Goal of the exercise » Where the word "Google" occurs in a line, return that line.

Dataset rows:
-- -- --
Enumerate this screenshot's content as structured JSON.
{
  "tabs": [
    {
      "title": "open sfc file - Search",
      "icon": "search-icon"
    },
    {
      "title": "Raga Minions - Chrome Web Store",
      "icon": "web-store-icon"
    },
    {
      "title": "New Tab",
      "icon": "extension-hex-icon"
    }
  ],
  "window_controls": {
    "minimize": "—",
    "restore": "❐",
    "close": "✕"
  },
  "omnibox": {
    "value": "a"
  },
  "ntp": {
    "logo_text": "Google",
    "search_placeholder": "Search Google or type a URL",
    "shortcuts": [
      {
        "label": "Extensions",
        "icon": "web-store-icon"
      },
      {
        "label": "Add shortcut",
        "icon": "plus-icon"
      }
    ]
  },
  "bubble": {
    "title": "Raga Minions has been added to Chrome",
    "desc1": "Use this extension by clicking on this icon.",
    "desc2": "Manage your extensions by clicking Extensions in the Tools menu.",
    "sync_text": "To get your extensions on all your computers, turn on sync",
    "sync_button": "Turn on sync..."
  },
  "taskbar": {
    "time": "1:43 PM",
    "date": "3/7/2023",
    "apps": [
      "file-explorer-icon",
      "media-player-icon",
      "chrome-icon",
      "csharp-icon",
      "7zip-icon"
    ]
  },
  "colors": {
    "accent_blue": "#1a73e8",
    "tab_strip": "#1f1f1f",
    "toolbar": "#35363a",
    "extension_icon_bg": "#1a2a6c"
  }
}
-- -- --
Reply to the exercise »
    "logo_text": "Google",
    "search_placeholder": "Search Google or type a URL",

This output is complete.